**EXCERPTED TEXT:**

— begin —

# Mileage Logs: Using Google Maps Timeline as a Backup



## ubercrashdummy

_*I've noticed lately that some new drivers have not been keeping mileage logs. If you have an Android phone, you may have something to fall back on besides Uber's online mileage*._

My first two years of driving, I took photos of my odometer. Once tax time rolled around, I then would input the data from the pictures on a spreadsheet and that served as my mileage log.

Despite procrastinating and compiling my logs in one sitting only once a year, I wanted to spend even less effort and time. After some research, I tried MileIQ. This was a mistake cause now I had to swipe all my rides left or right and eventually I stopped keeping up with this daily.

Tax time arrived this year and I finally sat down with my Uber account and my MileIQ app to begin swiping all my Uber rides. Then to my horror, I discovered that the app had stopped properly recording trips. MileIQ had discovered the issue and had a fix but I must have missed the email. In any case, I was screwed.

After much rage, I remember seeing that Google had been collecting my GPS data. I had thought it was a bit creepy and had read about the ability to purge that data but thankfully I never did.

— end —

**RECORDED DATA:**
— begin —

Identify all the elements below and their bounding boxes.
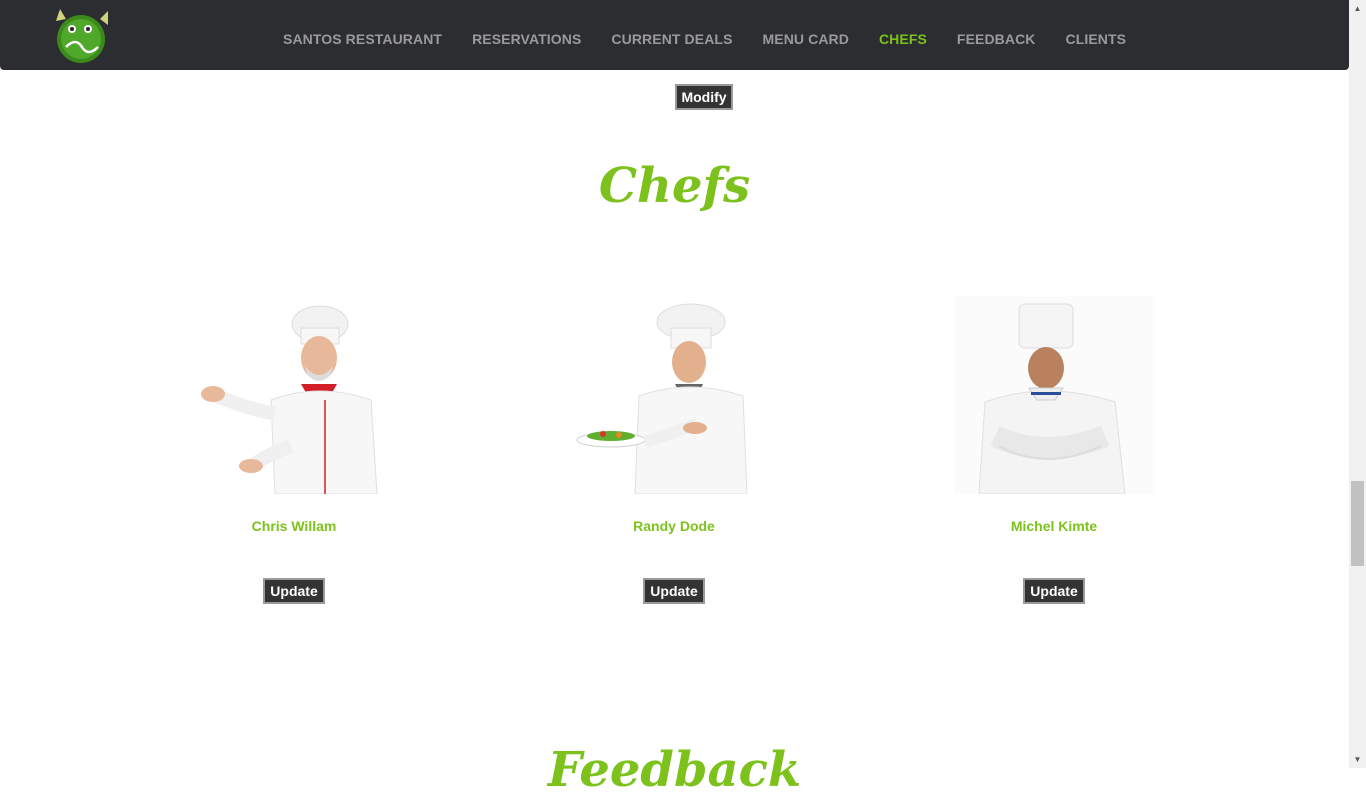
chef-card: Randy Dode Update (484, 292, 864, 612)
nav-item-clients[interactable]: CLIENTS (1051, 31, 1142, 47)
chefs-section-title: Chefs (598, 158, 751, 214)
chef-name: Chris Willam (251, 518, 337, 534)
chef-pointing-icon (195, 296, 393, 495)
scroll-down-icon[interactable]: ▼ (1349, 751, 1366, 768)
nav-item-current-deals[interactable]: CURRENT DEALS (596, 31, 747, 47)
page-scrollbar[interactable] (1349, 0, 1366, 768)
nav-item-menu-card[interactable]: MENU CARD (748, 31, 864, 47)
nav-item-reservations[interactable]: RESERVATIONS (457, 31, 596, 47)
scrollbar-thumb[interactable] (1351, 481, 1364, 566)
nav-item-feedback[interactable]: FEEDBACK (942, 31, 1051, 47)
chef-name: Randy Dode (633, 518, 715, 534)
top-navbar: SANTOS RESTAURANT RESERVATIONS CURRENT D… (0, 0, 1349, 70)
nav-item-chefs[interactable]: CHEFS (864, 31, 942, 47)
chef-card: Chris Willam Update (104, 292, 484, 612)
chef-name: Michel Kimte (1010, 518, 1098, 534)
nav-item-santos-restaurant[interactable]: SANTOS RESTAURANT (268, 31, 457, 47)
logo-icon[interactable] (48, 7, 114, 65)
update-button[interactable]: Update (1023, 578, 1085, 604)
modify-button[interactable]: Modify (675, 84, 733, 110)
chef-card: Michel Kimte Update (864, 292, 1244, 612)
update-button[interactable]: Update (643, 578, 705, 604)
chef-arms-crossed-icon (955, 296, 1153, 495)
scroll-up-icon[interactable]: ▲ (1349, 0, 1366, 17)
feedback-section-title: Feedback (547, 742, 802, 798)
chef-with-plate-icon (575, 296, 773, 495)
nav-menu: SANTOS RESTAURANT RESERVATIONS CURRENT D… (268, 0, 1141, 78)
update-button[interactable]: Update (263, 578, 325, 604)
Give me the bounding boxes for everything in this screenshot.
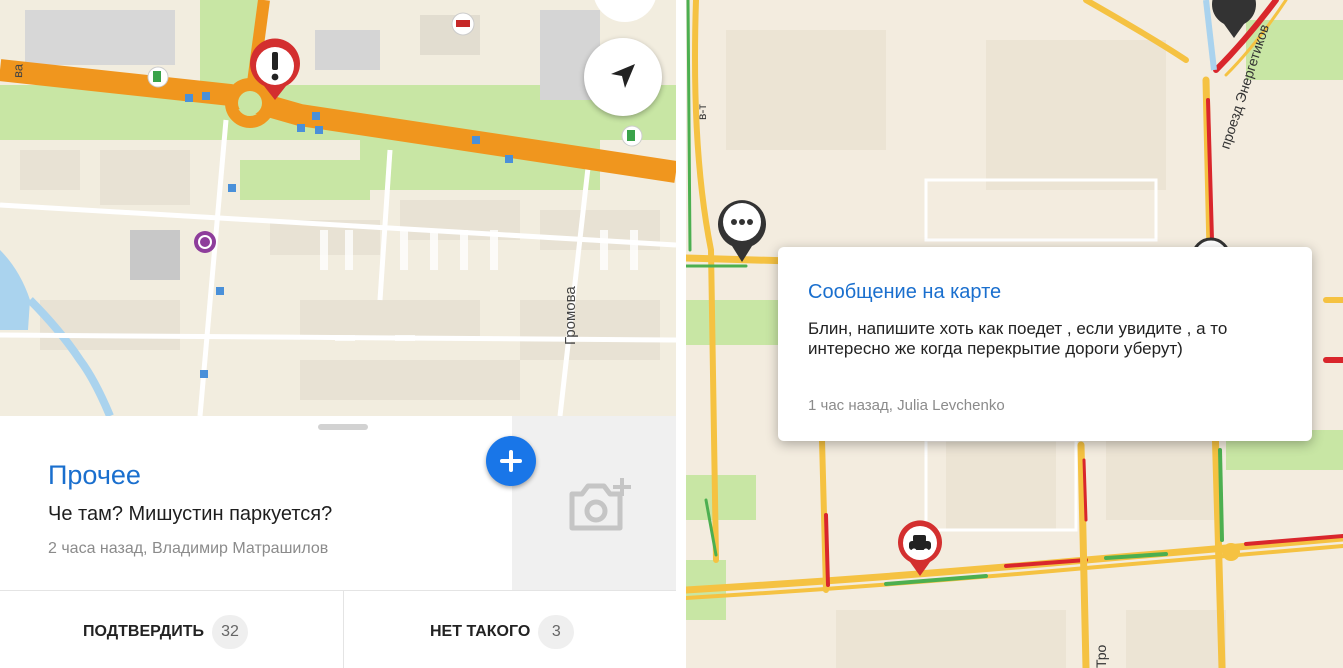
poi-icon[interactable] <box>194 231 216 253</box>
fuel-icon[interactable] <box>621 125 643 147</box>
confirm-button[interactable]: ПОДТВЕРДИТЬ 32 <box>83 615 248 649</box>
locate-arrow-icon <box>611 64 635 88</box>
event-meta: 2 часа назад, Владимир Матрашилов <box>48 540 329 557</box>
event-message: Че там? Мишустин паркуется? <box>48 503 333 525</box>
divider <box>343 591 344 668</box>
deny-count: 3 <box>538 615 575 649</box>
event-category: Прочее <box>48 460 141 490</box>
add-photo-icon <box>569 478 631 531</box>
drag-handle[interactable] <box>318 424 368 430</box>
photo-area[interactable] <box>512 416 676 590</box>
map-message-popup[interactable]: Сообщение на карте Блин, напишите хоть к… <box>778 247 1312 441</box>
action-bar: ПОДТВЕРДИТЬ 32 НЕТ ТАКОГО 3 <box>0 590 676 668</box>
popup-meta: 1 час назад, Julia Levchenko <box>808 397 1005 414</box>
popup-body: Блин, напишите хоть как поедет , если ув… <box>808 319 1228 358</box>
street-label: Громова <box>562 286 579 345</box>
popup-title: Сообщение на карте <box>808 281 1002 303</box>
street-label-left: в-т <box>695 104 709 120</box>
locate-button[interactable] <box>584 38 662 116</box>
deny-button[interactable]: НЕТ ТАКОГО 3 <box>430 615 575 649</box>
confirm-count: 32 <box>211 615 248 649</box>
confirm-label: ПОДТВЕРДИТЬ <box>83 623 204 640</box>
street-label-edge: ва <box>10 63 26 78</box>
street-label-bottom: Тро <box>1093 644 1109 668</box>
add-button[interactable] <box>486 436 536 486</box>
left-screen: Громова ва Прочее Че там? Мишустин парку… <box>0 0 676 668</box>
fuel-icon[interactable] <box>147 66 169 88</box>
right-screen: проезд Энергетиков Тро в-т Сообщение на … <box>686 0 1343 668</box>
event-sheet: Прочее Че там? Мишустин паркуется? 2 час… <box>0 416 676 668</box>
left-map[interactable]: Громова ва <box>0 0 676 416</box>
deny-label: НЕТ ТАКОГО <box>430 623 531 640</box>
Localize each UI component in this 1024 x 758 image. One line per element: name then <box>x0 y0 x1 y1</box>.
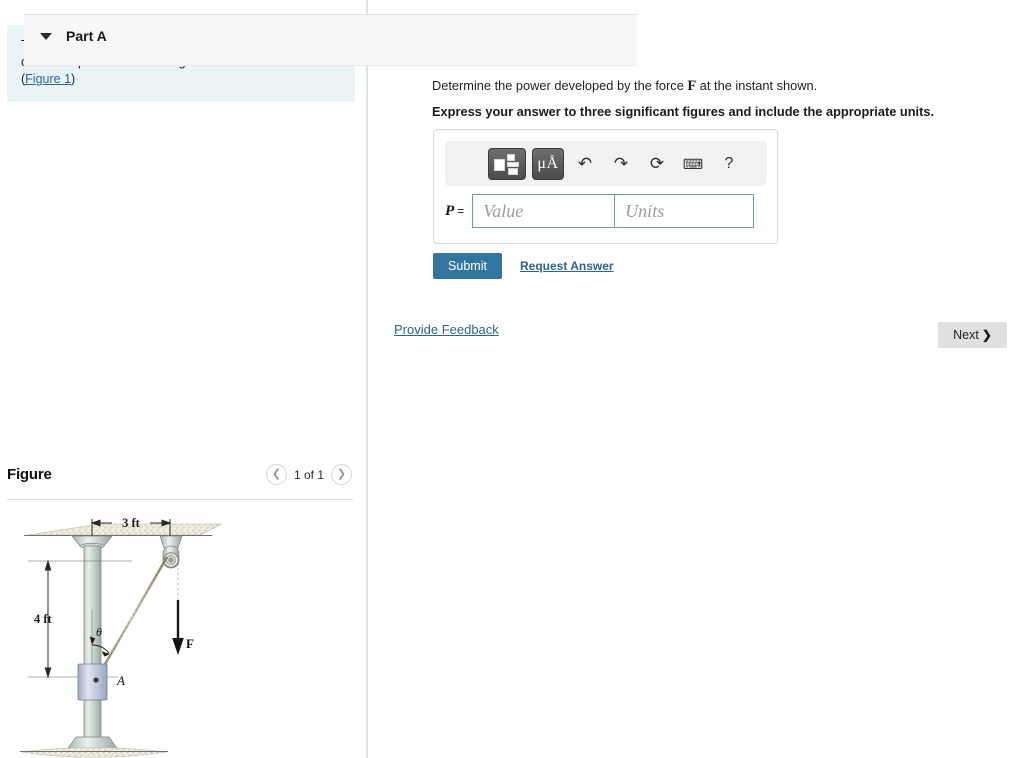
figure-diagram: 3 ft 4 ft F θ A <box>0 505 356 758</box>
next-button[interactable]: Next ❯ <box>938 322 1007 348</box>
answer-fields: P = <box>445 194 755 228</box>
equals-sign: = <box>457 204 465 218</box>
request-answer-link[interactable]: Request Answer <box>520 259 614 273</box>
paren-close: ) <box>71 72 76 86</box>
redo-icon[interactable]: ↷ <box>606 155 636 172</box>
question-text-post: at the instant shown. <box>696 78 818 93</box>
question-text: Determine the power developed by the for… <box>432 78 992 95</box>
chevron-right-icon: ❯ <box>981 328 992 342</box>
figure-section: Figure ❮ 1 of 1 ❯ 3 ft 4 ft F θ A <box>0 455 356 758</box>
figure-pager: ❮ 1 of 1 ❯ <box>265 464 352 485</box>
rod-base <box>20 736 168 758</box>
template-glyph <box>494 153 520 175</box>
caret-down-icon[interactable] <box>40 33 52 40</box>
units-glyph: μÅ <box>537 154 559 172</box>
figure-prev-button[interactable]: ❮ <box>265 464 287 485</box>
template-icon[interactable] <box>488 147 526 180</box>
keyboard-icon[interactable]: ⌨ <box>678 157 708 171</box>
force-label-F: F <box>186 636 194 651</box>
figure-title: Figure <box>7 466 52 483</box>
instruction-text: Express your answer to three significant… <box>432 104 935 119</box>
angle-label-theta: θ <box>96 625 102 639</box>
figure-next-button[interactable]: ❯ <box>331 464 352 485</box>
question-force-symbol: F <box>687 78 697 94</box>
provide-feedback-link[interactable]: Provide Feedback <box>394 322 499 337</box>
answer-toolbar: μÅ ↶ ↷ ⟳ ⌨ ? <box>445 141 767 186</box>
answer-entry-box: μÅ ↶ ↷ ⟳ ⌨ ? P = <box>433 129 778 244</box>
next-button-label: Next <box>953 328 979 342</box>
units-input[interactable] <box>614 194 755 228</box>
left-panel: The 12 lb collar starts from rest at A a… <box>0 0 368 758</box>
help-icon[interactable]: ? <box>714 155 744 172</box>
question-text-pre: Determine the power developed by the for… <box>432 78 688 93</box>
figure-divider <box>7 499 353 500</box>
problem-page: The 12 lb collar starts from rest at A a… <box>0 0 1024 758</box>
value-input[interactable] <box>472 194 615 228</box>
units-icon[interactable]: μÅ <box>532 147 564 180</box>
figure-1-link[interactable]: Figure 1 <box>25 72 71 86</box>
collar-label-A: A <box>116 673 125 688</box>
figure-header: Figure ❮ 1 of 1 ❯ <box>0 455 356 500</box>
dimension-3ft-label: 3 ft <box>122 516 141 530</box>
variable-label: P <box>445 202 455 219</box>
collar <box>77 663 108 701</box>
force-arrow-F <box>172 600 184 655</box>
submit-button[interactable]: Submit <box>433 253 502 279</box>
reset-icon[interactable]: ⟳ <box>642 155 672 172</box>
part-a-header[interactable]: Part A <box>24 14 637 66</box>
part-a-title: Part A <box>66 28 107 44</box>
figure-page-count: 1 of 1 <box>293 467 324 482</box>
dimension-4ft-label: 4 ft <box>34 612 53 626</box>
undo-icon[interactable]: ↶ <box>570 155 600 172</box>
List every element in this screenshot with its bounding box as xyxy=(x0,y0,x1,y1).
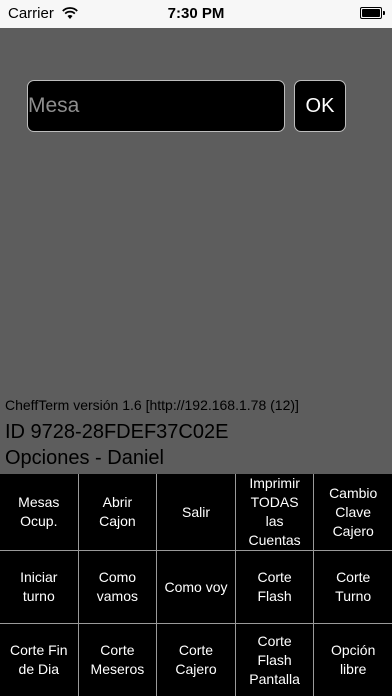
status-bar: Carrier 7:30 PM xyxy=(0,0,392,28)
abrir-cajon-button[interactable]: Abrir Cajon xyxy=(78,474,157,550)
corte-flash-pantalla-button[interactable]: Corte Flash Pantalla xyxy=(235,624,314,696)
iniciar-turno-button[interactable]: Iniciar turno xyxy=(0,551,78,623)
device-id: ID 9728-28FDEF37C02E xyxy=(5,421,229,443)
status-time: 7:30 PM xyxy=(167,5,225,22)
corte-fin-de-dia-button[interactable]: Corte Fin de Dia xyxy=(0,624,78,696)
imprimir-todas-cuentas-button[interactable]: Imprimir TODAS las Cuentas xyxy=(235,474,314,550)
options-grid: Mesas Ocup. Abrir Cajon Salir Imprimir T… xyxy=(0,474,392,696)
cambio-clave-cajero-button[interactable]: Cambio Clave Cajero xyxy=(314,474,392,550)
mesas-ocupadas-button[interactable]: Mesas Ocup. xyxy=(0,474,78,550)
como-voy-button[interactable]: Como voy xyxy=(157,551,235,623)
corte-cajero-button[interactable]: Corte Cajero xyxy=(157,624,235,696)
corte-meseros-button[interactable]: Corte Meseros xyxy=(78,624,157,696)
options-user: Opciones - Daniel xyxy=(5,447,164,469)
opcion-libre-button[interactable]: Opción libre xyxy=(314,624,392,696)
version-text: CheffTerm versión 1.6 [http://192.168.1.… xyxy=(5,397,299,413)
battery-tip xyxy=(383,11,385,15)
como-vamos-button[interactable]: Como vamos xyxy=(78,551,157,623)
battery-icon xyxy=(360,7,382,19)
corte-flash-button[interactable]: Corte Flash xyxy=(235,551,314,623)
ok-button[interactable]: OK xyxy=(294,80,346,132)
salir-button[interactable]: Salir xyxy=(157,474,235,550)
mesa-input[interactable] xyxy=(27,80,285,132)
corte-turno-button[interactable]: Corte Turno xyxy=(314,551,392,623)
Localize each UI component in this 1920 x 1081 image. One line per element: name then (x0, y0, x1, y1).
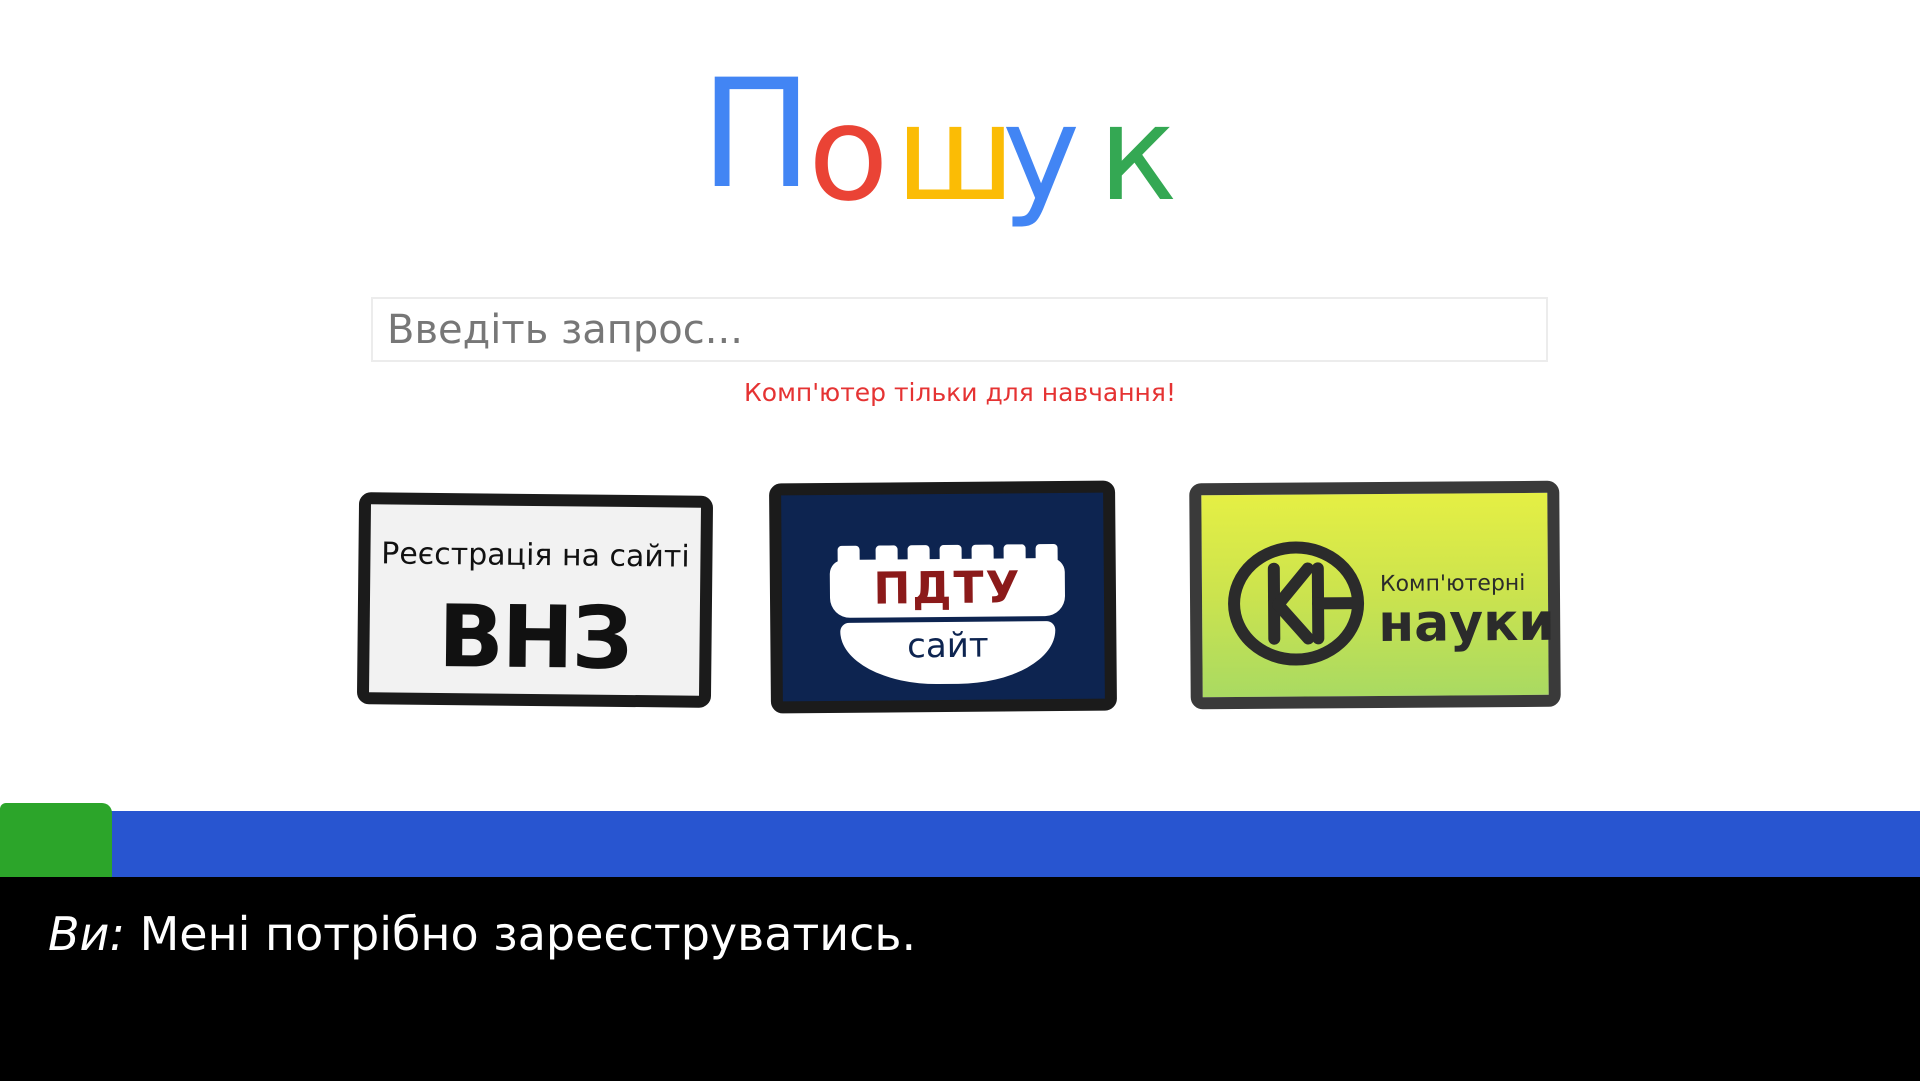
dialog-header-bar (0, 811, 1920, 877)
pdtu-logo-label: ПДТУ (873, 562, 1022, 615)
vnz-card-subtitle: Реєстрація на сайті (381, 536, 690, 575)
search-logo: П о ш у к (700, 60, 1220, 280)
logo-letter-4: у (1002, 77, 1081, 231)
speaker-tab (0, 803, 112, 877)
logo-letter-5: к (1098, 77, 1178, 231)
kn-card-title: науки (1377, 592, 1556, 654)
pdtu-site-card[interactable]: ПДТУ сайт (769, 480, 1117, 714)
logo-letter-1: П (700, 48, 813, 222)
vnz-registration-card[interactable]: Реєстрація на сайті ВНЗ (356, 492, 714, 708)
search-input[interactable] (373, 299, 1546, 360)
warning-text: Комп'ютер тільки для навчання! (744, 378, 1176, 407)
dialog-speaker: Ви: (48, 907, 125, 961)
search-box[interactable] (371, 297, 1548, 362)
logo-letter-3: ш (895, 77, 1016, 231)
dialog-box[interactable]: Ви: Мені потрібно зареєструватись. (0, 877, 1920, 1081)
pdtu-logo-top: ПДТУ (829, 543, 1066, 618)
dialog-line: Ви: Мені потрібно зареєструватись. (48, 907, 916, 961)
pdtu-logo-bottom: сайт (840, 621, 1056, 685)
computer-science-card[interactable]: Комп'ютерні науки (1189, 480, 1561, 710)
logo-letter-2: о (808, 77, 889, 231)
dialog-text: Мені потрібно зареєструватись. (139, 907, 917, 961)
vnz-card-title: ВНЗ (437, 586, 632, 690)
pdtu-site-label: сайт (907, 625, 989, 667)
kn-logo-icon (1228, 541, 1365, 666)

— end —

**EXERCISE SET:**
A) Please list every brand or product name in the mileage-log post, in the order each first appears.
B) Continue the mileage-log post from its last sentence.

**ANSWERS TO THE PROBLEMS:**
A) Google Maps Timeline, Android, Uber, MileIQ, Google

B)
I discovered all the driving data was accessible through the Google Maps under "Your Timeline". There was even an option to classify driving as "In a Taxi" and I didn't have to classify each individual trip like I had on MileIQ. Google bundles trips taken close togather allowing for bulk clasification although the individual trip data is still available.

Once I tagged my Uber rides as "In a Taxi", the daily summary would show total mileage while in a taxi. Unfortunately, there is no yearly summary but I was once again able to compile a mileage log using the daily summaries.

So this year creepy Google saved me from the pitfalls of my habitual procrastination.

I have been recording my odometer readings for the past month and comparing those totals with the Google Maps Timeline data. Occasionally the data is spot on, however there is normally some loss in total mileage. The good news is that the Google mileage is still within 2% of the odometer readings. It's not perfect but it is a pretty solid backup.


----------



## Uberx24

I had the same issue I was doing it manually since I don't trust any of those mile tracking apps! But the last 2 months of last year I stop keeping track, thankfully I discover that google timeline keeps accurate track of all miles driven. For me I find it pretty easy to write everything down since I was driving uber fulltime, but for other drivers who had other jobs or did a lot of driving, it might be difficult separating their Rideshare miles from their personal.


----------



## CJSommie

Uberx24 said:


> I had the same issue I was doing it manually since I don't trust any of those mile tracking apps! But the last 2 months of last year I stop keeping track, thankfully I discover that google timeline keeps accurate track of all miles driven. For me I find it pretty easy to write everything down since I was driving uber fulltime, but for other drivers who had other jobs or did a lot of driving, it might be difficult separating their Rideshare miles from their personal.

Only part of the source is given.